Items from a data source:
▬▬▬

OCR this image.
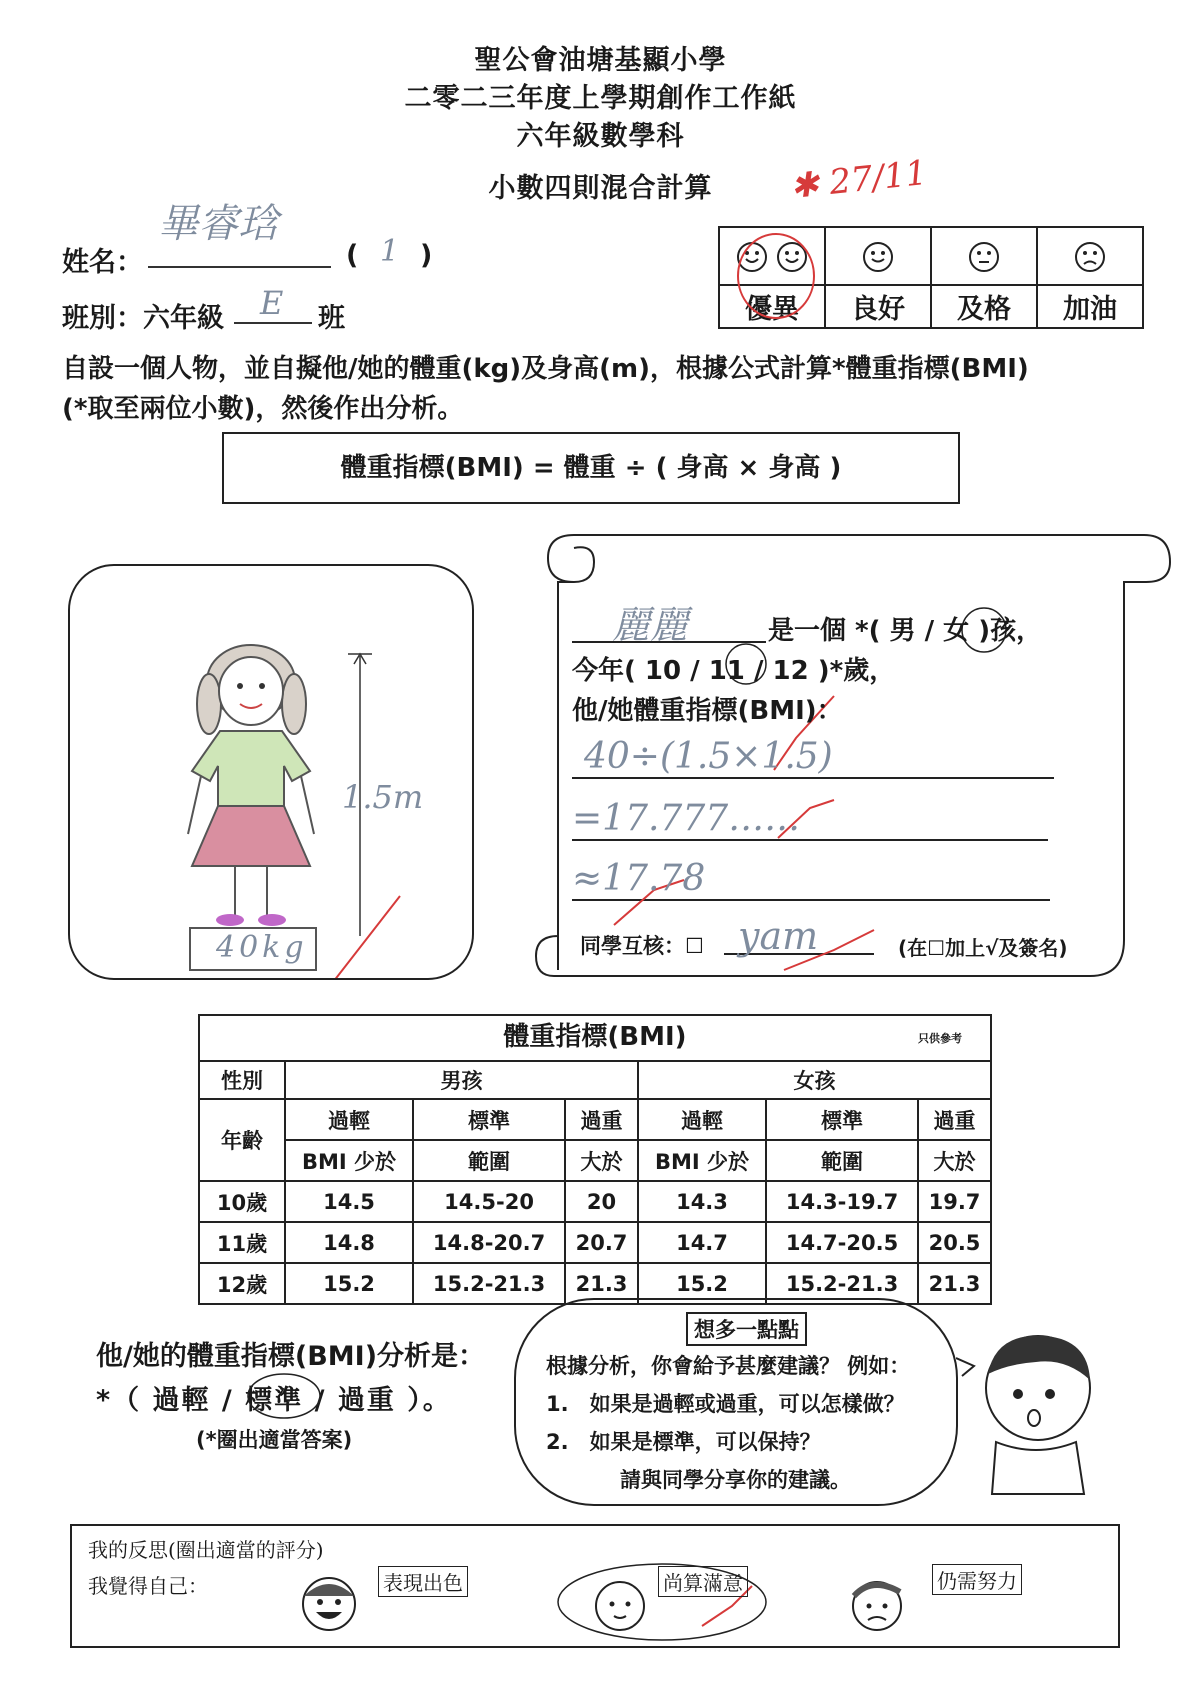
聖公會油塘基顯小學
二零二三年度上學期創作工作紙
六年級數學科
小數四則混合計算	✱ 27/11
姓名：
畢睿琀
( 1 )
班別：六年級 E 班

		優異	良好	及格	加油
自設一個人物，並自擬他/她的體重(kg)及身高(m)，根據公式計算*體重指標(BMI)
(*取至兩位小數)，然後作出分析。
體重指標(BMI) = 體重 ÷ ( 身高 × 身高 )
1.5m
40kg
麗麗	是一個 *( 男 / 女 )孩，
今年( 10 / 11 / 12 )*歲，
他/她體重指標(BMI)：
40÷(1.5×1.5)
=17.777……
≈17.78
同學互核：☐ yam	(在☐加上√及簽名)
體重指標(BMI)	只供參考
性別	男孩			女孩		
年齡	過輕	標準	過重	過輕	標準	過重
	BMI 少於	範圍	大於	BMI 少於	範圍	大於
10歲	14.5	14.5-20	20	14.3	14.3-19.7	19.7
11歲	14.8	14.8-20.7	20.7	14.7	14.7-20.5	20.5
12歲	15.2	15.2-21.3	21.3	15.2	15.2-21.3	21.3
他/她的體重指標(BMI)分析是：
*（ 過輕 / 標準 / 過重 ）。
(*圈出適當答案)
想多一點點
根據分析，你會給予甚麼建議？ 例如：
1.　如果是過輕或過重，可以怎樣做？
2.　如果是標準，可以保持？
請與同學分享你的建議。
我的反思(圈出適當的評分)
我覺得自己：	表現出色	尚算滿意	仍需努力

▬▬▬

AIM: Output, exactly, all the records above; include no pictures.

THE SOLUTION:
OCR this image.
聖公會油塘基顯小學
二零二三年度上學期創作工作紙
六年級數學科
小數四則混合計算	✱ 27/11
姓名：
畢睿琀
( 1 )
班別：六年級 E 班

		優異	良好	及格	加油
自設一個人物，並自擬他/她的體重(kg)及身高(m)，根據公式計算*體重指標(BMI)
(*取至兩位小數)，然後作出分析。
體重指標(BMI) = 體重 ÷ ( 身高 × 身高 )
1.5m
40kg
麗麗	是一個 *( 男 / 女 )孩，
今年( 10 / 11 / 12 )*歲，
他/她體重指標(BMI)：
40÷(1.5×1.5)
=17.777……
≈17.78
同學互核：☐ yam	(在☐加上√及簽名)
體重指標(BMI)	只供參考
性別	男孩			女孩		
年齡	過輕	標準	過重	過輕	標準	過重
	BMI 少於	範圍	大於	BMI 少於	範圍	大於
10歲	14.5	14.5-20	20	14.3	14.3-19.7	19.7
11歲	14.8	14.8-20.7	20.7	14.7	14.7-20.5	20.5
12歲	15.2	15.2-21.3	21.3	15.2	15.2-21.3	21.3
他/她的體重指標(BMI)分析是：
*（ 過輕 / 標準 / 過重 ）。
(*圈出適當答案)
想多一點點
根據分析，你會給予甚麼建議？ 例如：
1.　如果是過輕或過重，可以怎樣做？
2.　如果是標準，可以保持？
請與同學分享你的建議。
我的反思(圈出適當的評分)
我覺得自己：	表現出色	尚算滿意	仍需努力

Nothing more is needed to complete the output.